## Task input
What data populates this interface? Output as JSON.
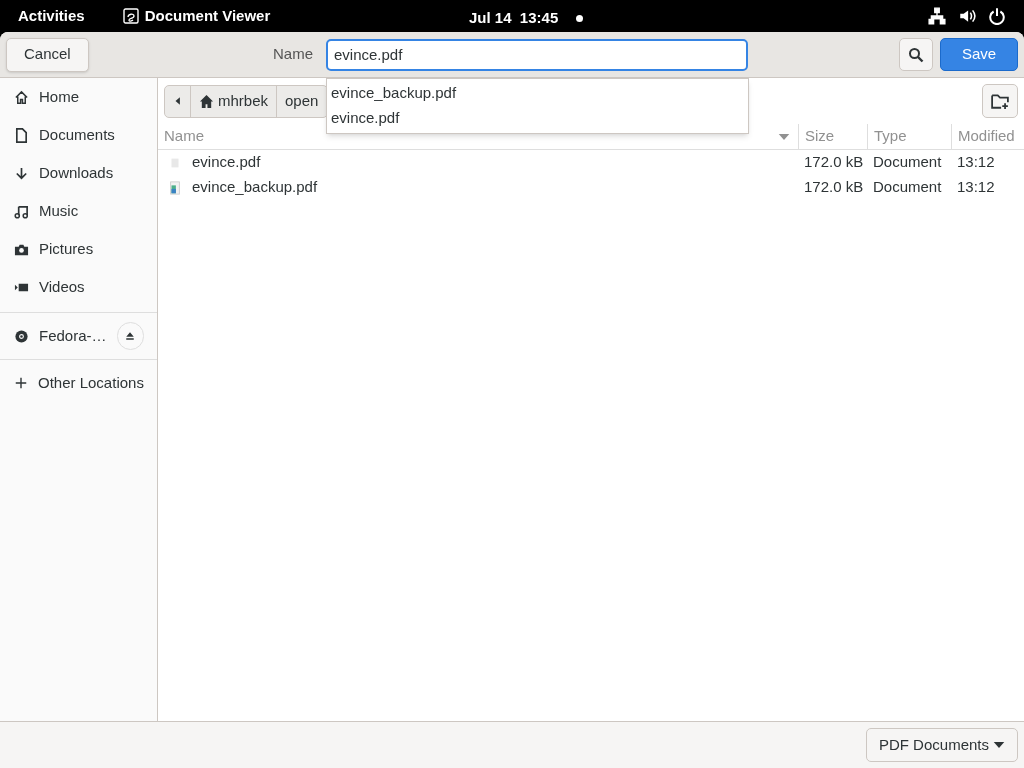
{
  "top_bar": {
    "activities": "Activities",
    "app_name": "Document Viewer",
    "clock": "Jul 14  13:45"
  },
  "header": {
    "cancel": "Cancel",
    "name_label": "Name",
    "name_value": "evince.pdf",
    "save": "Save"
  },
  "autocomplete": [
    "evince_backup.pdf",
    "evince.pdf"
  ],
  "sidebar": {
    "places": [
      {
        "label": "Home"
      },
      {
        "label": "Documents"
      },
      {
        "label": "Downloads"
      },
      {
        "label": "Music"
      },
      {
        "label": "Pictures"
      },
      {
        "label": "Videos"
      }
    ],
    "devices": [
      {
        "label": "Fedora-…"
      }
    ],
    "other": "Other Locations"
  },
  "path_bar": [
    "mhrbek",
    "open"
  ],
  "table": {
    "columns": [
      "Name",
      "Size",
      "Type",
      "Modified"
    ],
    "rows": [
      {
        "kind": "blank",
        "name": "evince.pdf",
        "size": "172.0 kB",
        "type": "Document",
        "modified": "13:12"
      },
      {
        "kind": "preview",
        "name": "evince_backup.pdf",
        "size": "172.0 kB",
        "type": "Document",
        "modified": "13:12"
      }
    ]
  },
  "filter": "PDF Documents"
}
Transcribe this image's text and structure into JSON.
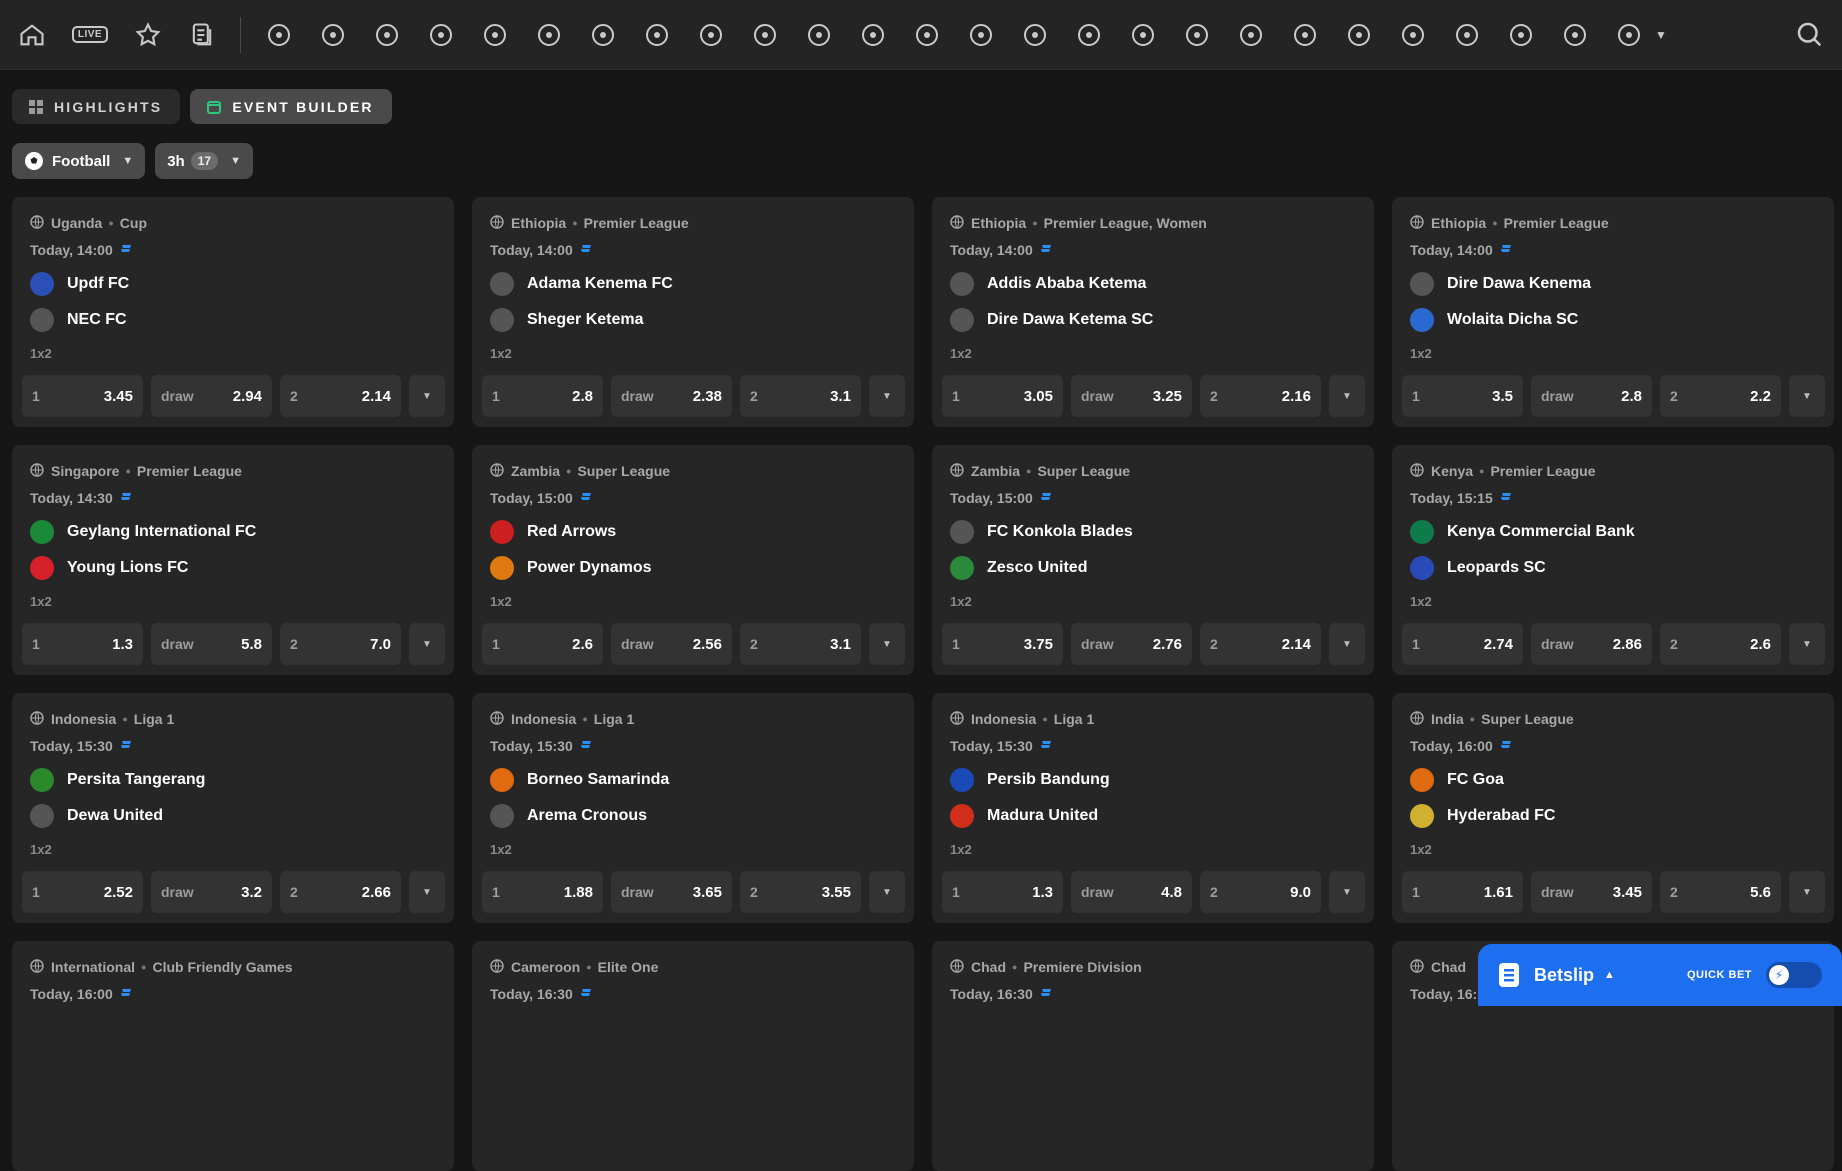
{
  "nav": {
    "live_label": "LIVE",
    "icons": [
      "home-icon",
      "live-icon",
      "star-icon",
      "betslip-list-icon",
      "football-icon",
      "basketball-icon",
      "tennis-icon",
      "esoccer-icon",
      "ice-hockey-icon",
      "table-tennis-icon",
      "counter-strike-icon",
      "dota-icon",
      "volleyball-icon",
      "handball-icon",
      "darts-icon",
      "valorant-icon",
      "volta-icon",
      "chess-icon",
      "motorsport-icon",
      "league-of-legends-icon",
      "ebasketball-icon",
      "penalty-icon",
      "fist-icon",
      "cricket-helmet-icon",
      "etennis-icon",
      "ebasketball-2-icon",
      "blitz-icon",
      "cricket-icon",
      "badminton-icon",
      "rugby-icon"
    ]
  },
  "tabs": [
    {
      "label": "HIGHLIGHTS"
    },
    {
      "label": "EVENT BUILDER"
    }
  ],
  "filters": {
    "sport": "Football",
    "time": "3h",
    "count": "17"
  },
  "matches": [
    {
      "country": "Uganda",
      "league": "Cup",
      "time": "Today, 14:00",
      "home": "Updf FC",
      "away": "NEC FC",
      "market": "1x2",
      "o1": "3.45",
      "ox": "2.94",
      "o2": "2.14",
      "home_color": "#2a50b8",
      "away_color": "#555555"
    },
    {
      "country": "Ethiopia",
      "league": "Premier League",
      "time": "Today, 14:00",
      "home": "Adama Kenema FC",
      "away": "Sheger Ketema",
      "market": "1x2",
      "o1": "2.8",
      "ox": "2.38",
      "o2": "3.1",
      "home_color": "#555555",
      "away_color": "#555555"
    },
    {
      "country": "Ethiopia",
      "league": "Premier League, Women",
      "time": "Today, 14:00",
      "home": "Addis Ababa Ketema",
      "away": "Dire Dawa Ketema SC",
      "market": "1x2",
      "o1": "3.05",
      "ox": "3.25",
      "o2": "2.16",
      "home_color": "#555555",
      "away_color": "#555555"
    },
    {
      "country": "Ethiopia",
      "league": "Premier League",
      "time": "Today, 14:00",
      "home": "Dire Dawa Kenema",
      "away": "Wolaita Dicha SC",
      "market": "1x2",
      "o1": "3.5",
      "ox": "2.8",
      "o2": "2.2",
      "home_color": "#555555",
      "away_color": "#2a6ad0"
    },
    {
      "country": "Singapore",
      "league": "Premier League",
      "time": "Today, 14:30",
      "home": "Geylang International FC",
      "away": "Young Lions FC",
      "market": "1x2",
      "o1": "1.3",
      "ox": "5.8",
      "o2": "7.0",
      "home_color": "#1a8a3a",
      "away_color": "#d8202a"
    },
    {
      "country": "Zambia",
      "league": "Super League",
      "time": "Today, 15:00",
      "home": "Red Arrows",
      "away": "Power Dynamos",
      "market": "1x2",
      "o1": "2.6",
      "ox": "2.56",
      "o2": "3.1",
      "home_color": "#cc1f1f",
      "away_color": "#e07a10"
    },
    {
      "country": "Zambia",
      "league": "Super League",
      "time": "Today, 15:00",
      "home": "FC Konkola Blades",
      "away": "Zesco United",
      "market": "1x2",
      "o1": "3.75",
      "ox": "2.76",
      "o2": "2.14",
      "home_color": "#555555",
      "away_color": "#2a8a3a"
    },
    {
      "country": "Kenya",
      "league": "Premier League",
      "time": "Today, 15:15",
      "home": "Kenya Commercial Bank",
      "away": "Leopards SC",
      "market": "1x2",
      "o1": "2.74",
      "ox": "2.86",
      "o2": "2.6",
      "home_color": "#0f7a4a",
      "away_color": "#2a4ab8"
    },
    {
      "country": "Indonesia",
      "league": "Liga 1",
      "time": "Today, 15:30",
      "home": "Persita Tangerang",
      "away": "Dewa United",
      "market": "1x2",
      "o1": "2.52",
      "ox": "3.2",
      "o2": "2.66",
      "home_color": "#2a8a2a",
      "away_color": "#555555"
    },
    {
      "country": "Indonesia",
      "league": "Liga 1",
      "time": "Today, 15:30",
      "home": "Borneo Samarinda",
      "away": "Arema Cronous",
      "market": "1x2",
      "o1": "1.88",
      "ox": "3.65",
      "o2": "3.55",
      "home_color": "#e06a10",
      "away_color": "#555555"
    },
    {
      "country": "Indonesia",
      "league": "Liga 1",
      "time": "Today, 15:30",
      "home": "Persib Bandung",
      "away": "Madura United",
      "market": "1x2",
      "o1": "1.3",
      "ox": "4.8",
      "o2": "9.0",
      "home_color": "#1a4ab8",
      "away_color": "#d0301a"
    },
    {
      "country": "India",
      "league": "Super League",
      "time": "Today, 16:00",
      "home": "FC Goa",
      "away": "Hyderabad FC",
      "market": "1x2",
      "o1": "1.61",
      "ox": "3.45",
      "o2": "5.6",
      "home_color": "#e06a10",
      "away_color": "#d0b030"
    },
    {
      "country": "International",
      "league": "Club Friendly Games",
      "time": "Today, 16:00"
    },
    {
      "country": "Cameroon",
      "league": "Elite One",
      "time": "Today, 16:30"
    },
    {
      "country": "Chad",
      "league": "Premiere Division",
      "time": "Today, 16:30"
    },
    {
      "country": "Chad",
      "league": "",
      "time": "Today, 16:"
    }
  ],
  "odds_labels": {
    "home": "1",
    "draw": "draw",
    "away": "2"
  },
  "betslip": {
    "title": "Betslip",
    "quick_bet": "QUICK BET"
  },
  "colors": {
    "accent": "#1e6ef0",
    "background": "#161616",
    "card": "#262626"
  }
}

## Task description
From the listing above, copy all lines holding the word "this".

## Task solution
What data populates this interface? Output as JSON.
Transcribe this image's text and structure into JSON.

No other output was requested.